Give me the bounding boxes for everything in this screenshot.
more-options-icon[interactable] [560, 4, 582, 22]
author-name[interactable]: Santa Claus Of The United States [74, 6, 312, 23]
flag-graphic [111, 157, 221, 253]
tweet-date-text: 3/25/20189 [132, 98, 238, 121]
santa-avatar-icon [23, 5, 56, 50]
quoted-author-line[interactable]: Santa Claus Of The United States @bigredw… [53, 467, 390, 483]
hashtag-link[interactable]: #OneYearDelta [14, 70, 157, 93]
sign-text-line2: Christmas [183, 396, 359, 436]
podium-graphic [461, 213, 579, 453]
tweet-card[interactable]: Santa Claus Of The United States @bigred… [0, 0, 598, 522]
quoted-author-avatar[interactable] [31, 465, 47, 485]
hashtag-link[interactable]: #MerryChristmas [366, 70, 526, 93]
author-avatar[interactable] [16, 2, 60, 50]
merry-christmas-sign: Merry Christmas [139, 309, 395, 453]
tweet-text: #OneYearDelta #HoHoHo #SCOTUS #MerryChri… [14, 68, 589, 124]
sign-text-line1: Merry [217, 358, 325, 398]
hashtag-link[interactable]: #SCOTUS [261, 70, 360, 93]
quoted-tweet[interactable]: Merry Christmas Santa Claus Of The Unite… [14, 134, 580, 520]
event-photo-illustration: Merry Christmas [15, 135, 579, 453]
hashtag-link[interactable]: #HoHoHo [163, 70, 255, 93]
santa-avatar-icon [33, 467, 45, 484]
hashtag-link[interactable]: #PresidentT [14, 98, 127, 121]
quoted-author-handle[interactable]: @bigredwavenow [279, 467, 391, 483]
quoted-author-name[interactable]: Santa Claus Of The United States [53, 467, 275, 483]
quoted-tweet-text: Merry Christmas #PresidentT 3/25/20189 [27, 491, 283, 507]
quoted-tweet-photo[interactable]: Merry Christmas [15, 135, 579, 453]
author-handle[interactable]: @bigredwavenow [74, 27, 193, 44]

::::::

__SET TASK__
Copy the material from its first line through the line containing "santa-avatar-icon [23, 5, 56, 50]", substituting "banner-graphic" for "flag-graphic" and keeping everything else the same.

__OUTPUT FOR THIS EXERCISE__
Give me the bounding boxes for everything in this screenshot.
more-options-icon[interactable] [560, 4, 582, 22]
author-name[interactable]: Santa Claus Of The United States [74, 6, 312, 23]
banner-graphic [111, 157, 221, 253]
tweet-date-text: 3/25/20189 [132, 98, 238, 121]
santa-avatar-icon [23, 5, 56, 50]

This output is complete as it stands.